GIVEN DATA:
>>>>
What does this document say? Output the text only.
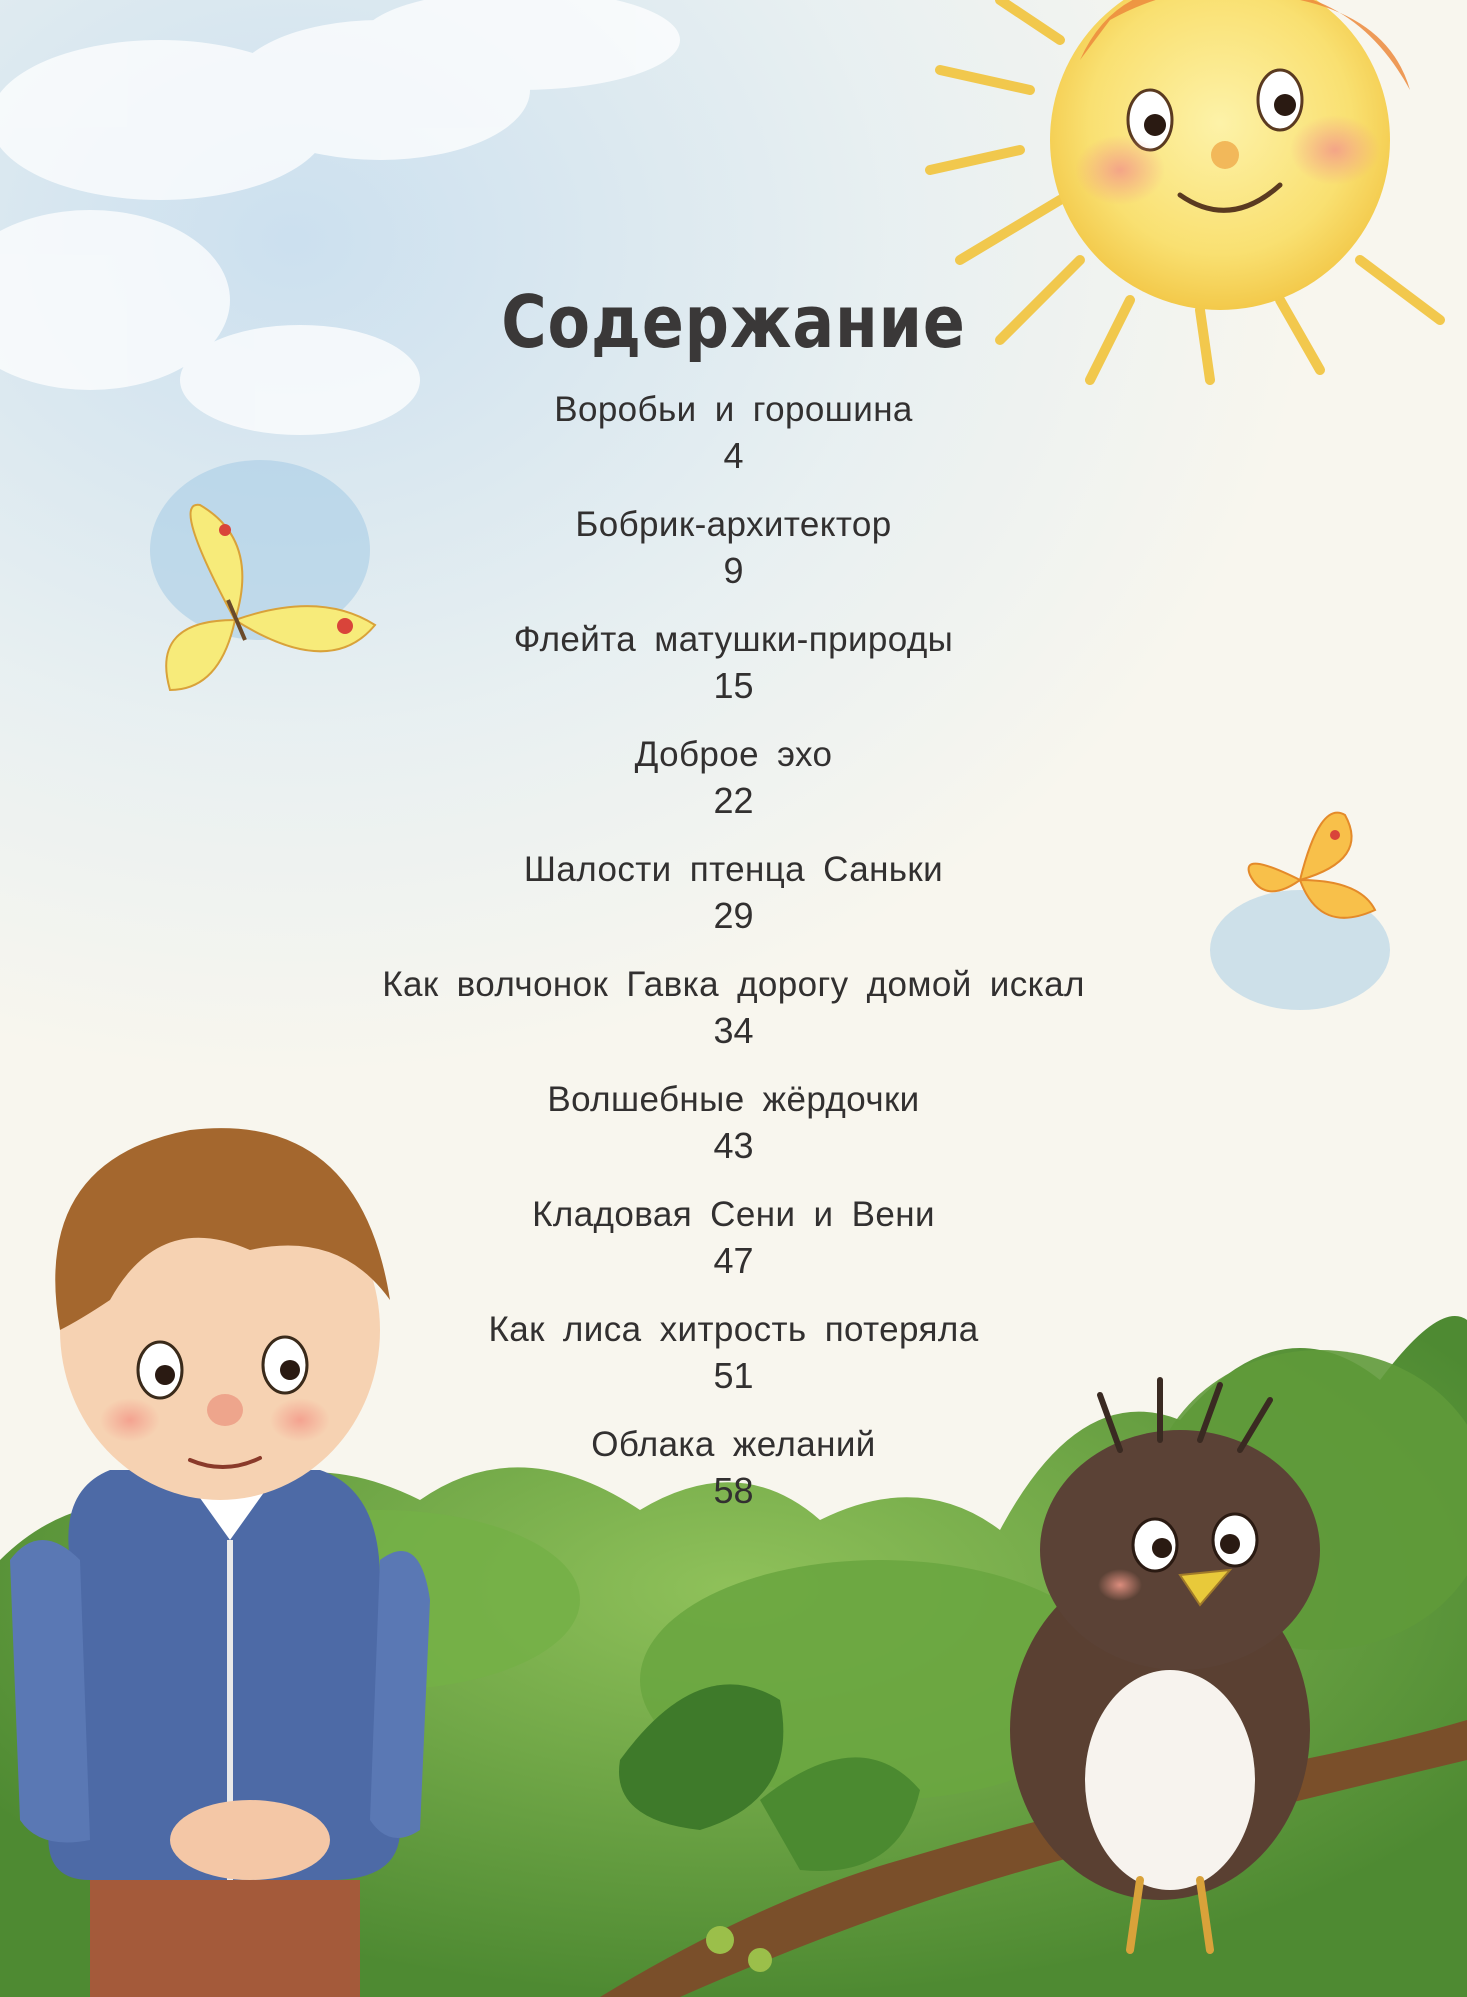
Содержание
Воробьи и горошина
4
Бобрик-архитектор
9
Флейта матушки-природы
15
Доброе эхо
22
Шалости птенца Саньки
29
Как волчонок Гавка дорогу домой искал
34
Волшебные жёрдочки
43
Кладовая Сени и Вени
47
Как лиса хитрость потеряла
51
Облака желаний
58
<<<<
EXERCISE DETAILS: Any pictures should be dropped; transcribe the rest of the records above exactly.

THE OUTPUT:
What does this document say? Output the text only.
Содержание
Воробьи и горошина
4
Бобрик-архитектор
9
Флейта матушки-природы
15
Доброе эхо
22
Шалости птенца Саньки
29
Как волчонок Гавка дорогу домой искал
34
Волшебные жёрдочки
43
Кладовая Сени и Вени
47
Как лиса хитрость потеряла
51
Облака желаний
58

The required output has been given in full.